List every line in this data where the string "TradingView" occurs.

[Extracts from a graphics dataset]
>> BEGIN

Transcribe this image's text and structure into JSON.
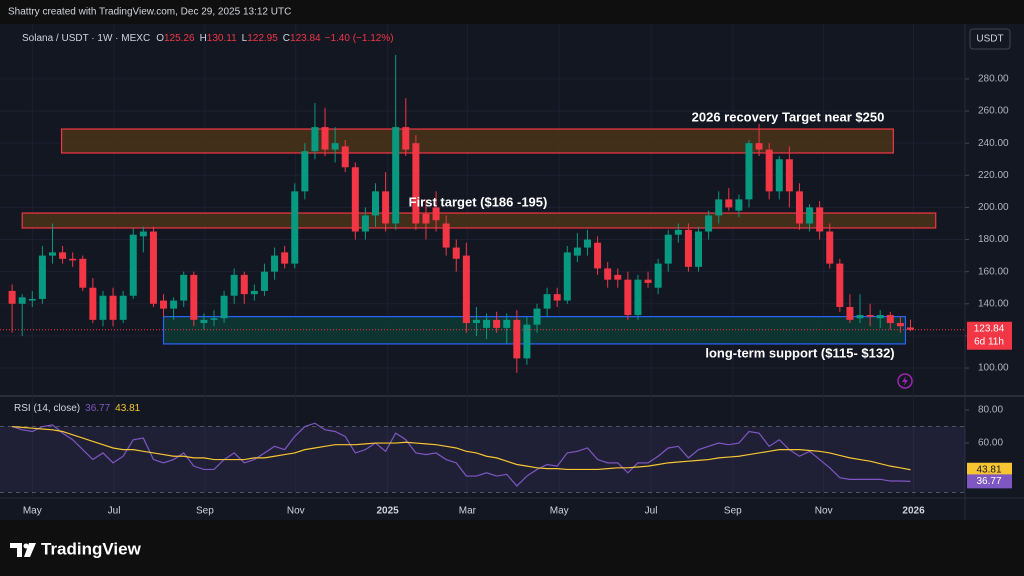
{
  "header": {
    "credit": "Shattry created with TradingView.com, Dec 29, 2025 13:12 UTC",
    "symbol": "Solana / USDT · 1W · MEXC",
    "ohlc_letters": [
      "O",
      "H",
      "L",
      "C"
    ],
    "change": "−1.40 (−1.12%)",
    "currency": "USDT",
    "countdown": "6d 11h",
    "logo": "TradingView"
  },
  "chart_data": [
    {
      "type": "candlestick",
      "up_color": "#089981",
      "down_color": "#f23645",
      "grid": true,
      "xlim": [
        -1.2,
        94.4
      ],
      "xticks": [
        {
          "value": 2,
          "label": "May"
        },
        {
          "value": 10.1,
          "label": "Jul"
        },
        {
          "value": 19.1,
          "label": "Sep"
        },
        {
          "value": 28.1,
          "label": "Nov"
        },
        {
          "value": 37.2,
          "label": "2025"
        },
        {
          "value": 45.1,
          "label": "Mar"
        },
        {
          "value": 54.2,
          "label": "May"
        },
        {
          "value": 63.3,
          "label": "Jul"
        },
        {
          "value": 71.4,
          "label": "Sep"
        },
        {
          "value": 80.4,
          "label": "Nov"
        },
        {
          "value": 89.3,
          "label": "2026"
        }
      ],
      "ylim": [
        83.2,
        314.2
      ],
      "yticks": [
        {
          "value": 100,
          "label": "100.00"
        },
        {
          "value": 120,
          "label": "120.00"
        },
        {
          "value": 140,
          "label": "140.00"
        },
        {
          "value": 160,
          "label": "160.00"
        },
        {
          "value": 180,
          "label": "180.00"
        },
        {
          "value": 200,
          "label": "200.00"
        },
        {
          "value": 220,
          "label": "220.00"
        },
        {
          "value": 240,
          "label": "240.00"
        },
        {
          "value": 260,
          "label": "260.00"
        },
        {
          "value": 280,
          "label": "280.00"
        }
      ],
      "open": [
        148,
        140,
        142,
        143,
        170,
        172,
        168,
        168,
        150,
        130,
        145,
        130,
        145,
        182,
        185,
        142,
        137,
        142,
        158,
        128,
        130,
        131,
        145,
        158,
        146,
        148,
        160,
        172,
        165,
        210,
        235,
        250,
        236,
        238,
        225,
        185,
        195,
        210,
        190,
        250,
        240,
        196,
        200,
        190,
        175,
        170,
        128,
        125,
        130,
        125,
        130,
        106,
        127,
        137,
        146,
        142,
        170,
        175,
        178,
        162,
        158,
        155,
        133,
        155,
        150,
        165,
        183,
        186,
        163,
        185,
        195,
        205,
        198,
        205,
        240,
        236,
        210,
        230,
        210,
        190,
        200,
        185,
        165,
        138,
        131,
        133,
        131,
        133,
        128,
        125.26
      ],
      "high": [
        152,
        146,
        148,
        176,
        190,
        176,
        172,
        170,
        156,
        148,
        150,
        148,
        187,
        188,
        188,
        146,
        144,
        160,
        160,
        134,
        136,
        148,
        162,
        160,
        152,
        165,
        175,
        176,
        215,
        240,
        265,
        262,
        250,
        242,
        228,
        200,
        215,
        222,
        295,
        268,
        245,
        205,
        210,
        195,
        180,
        178,
        138,
        134,
        135,
        134,
        136,
        132,
        140,
        150,
        150,
        176,
        184,
        186,
        182,
        166,
        162,
        160,
        158,
        160,
        168,
        186,
        190,
        190,
        188,
        198,
        210,
        212,
        208,
        242,
        252,
        240,
        232,
        238,
        215,
        202,
        204,
        190,
        168,
        146,
        146,
        140,
        136,
        135,
        132,
        130.11
      ],
      "low": [
        122,
        120,
        138,
        140,
        165,
        165,
        163,
        148,
        128,
        126,
        126,
        128,
        143,
        172,
        138,
        132,
        130,
        138,
        126,
        124,
        126,
        128,
        140,
        140,
        142,
        145,
        155,
        162,
        162,
        205,
        230,
        232,
        228,
        222,
        180,
        180,
        188,
        185,
        186,
        232,
        186,
        180,
        185,
        170,
        160,
        122,
        120,
        118,
        122,
        115,
        97,
        102,
        122,
        132,
        138,
        140,
        166,
        170,
        158,
        150,
        150,
        130,
        130,
        150,
        146,
        160,
        178,
        160,
        160,
        180,
        190,
        198,
        194,
        200,
        232,
        205,
        205,
        200,
        186,
        185,
        180,
        162,
        135,
        128,
        128,
        126,
        125,
        124,
        122,
        122.95
      ],
      "close": [
        140,
        144,
        143,
        170,
        172,
        168,
        167,
        150,
        130,
        145,
        130,
        145,
        183,
        185,
        140,
        137,
        142,
        158,
        130,
        130,
        131,
        145,
        158,
        146,
        148,
        160,
        170,
        165,
        210,
        235,
        250,
        236,
        240,
        225,
        185,
        195,
        210,
        190,
        250,
        236,
        190,
        190,
        192,
        175,
        168,
        128,
        130,
        130,
        125,
        130,
        106,
        127,
        137,
        146,
        142,
        172,
        175,
        180,
        162,
        155,
        155,
        133,
        155,
        153,
        165,
        183,
        186,
        163,
        185,
        195,
        205,
        200,
        205,
        240,
        236,
        210,
        230,
        210,
        190,
        200,
        185,
        165,
        138,
        130,
        133,
        132,
        133,
        128,
        126,
        123.84
      ],
      "zones": [
        {
          "label": "2026 recovery Target near $250",
          "low": 233.9,
          "high": 248.8,
          "start": 4.9,
          "end": 87.3,
          "fill": "#4a3418",
          "stroke": "#f23645"
        },
        {
          "label": "First target ($186 -195)",
          "low": 187.2,
          "high": 196.5,
          "start": 1,
          "end": 91.5,
          "fill": "#4a3418",
          "stroke": "#f23645"
        },
        {
          "label": "long-term support ($115- $132)",
          "low": 115,
          "high": 132,
          "start": 15,
          "end": 88.5,
          "fill": "#0d3a33",
          "stroke": "#2962ff"
        }
      ]
    },
    {
      "type": "line",
      "title": "RSI (14, close)",
      "ylim": [
        27.3,
        87.9
      ],
      "yticks": [
        {
          "value": 60,
          "label": "60.00"
        },
        {
          "value": 80,
          "label": "80.00"
        }
      ],
      "bands": [
        30,
        70
      ],
      "band_color": "#7e57c2",
      "series": [
        {
          "color": "#7e57c2",
          "values": [
            70,
            68,
            67,
            70,
            71,
            66,
            62,
            56,
            50,
            54,
            48,
            52,
            62,
            63,
            50,
            48,
            50,
            54,
            46,
            44,
            44,
            50,
            54,
            48,
            50,
            54,
            58,
            56,
            64,
            70,
            72,
            68,
            67,
            64,
            54,
            56,
            60,
            55,
            66,
            62,
            54,
            53,
            54,
            50,
            48,
            40,
            40,
            42,
            40,
            41,
            34,
            40,
            44,
            47,
            46,
            54,
            55,
            57,
            50,
            48,
            48,
            42,
            48,
            48,
            52,
            57,
            58,
            51,
            56,
            58,
            60,
            59,
            60,
            67,
            66,
            58,
            62,
            56,
            52,
            55,
            50,
            45,
            39,
            38,
            38,
            38,
            38,
            37,
            37,
            36.77
          ]
        },
        {
          "color": "#f7c531",
          "values": [
            70,
            69.5,
            69,
            68.5,
            68,
            67,
            65,
            63,
            61,
            59,
            57,
            56,
            56,
            55,
            54,
            53,
            52,
            52,
            51,
            51,
            50,
            50,
            50,
            50,
            51,
            51,
            52,
            53,
            54,
            56,
            57,
            58,
            59,
            59,
            59,
            59.5,
            60,
            60,
            60,
            60.5,
            60,
            59.5,
            59,
            58,
            57,
            55,
            54,
            52,
            51,
            49,
            47,
            46,
            45,
            44.5,
            44.5,
            44,
            44,
            44,
            44,
            44.5,
            45,
            45,
            45.5,
            46,
            47,
            48,
            48.5,
            49,
            49.5,
            50,
            51,
            51.5,
            52,
            53,
            54,
            55,
            56,
            56,
            56,
            55.5,
            55,
            54,
            52.5,
            51,
            50,
            49,
            47.5,
            46,
            45,
            43.81
          ]
        }
      ]
    }
  ]
}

>> END

**OUTPUT BELOW**
    "credit": "Shattry created with TradingView.com, Dec 29, 2025 13:12 UTC",
    "logo": "TradingView"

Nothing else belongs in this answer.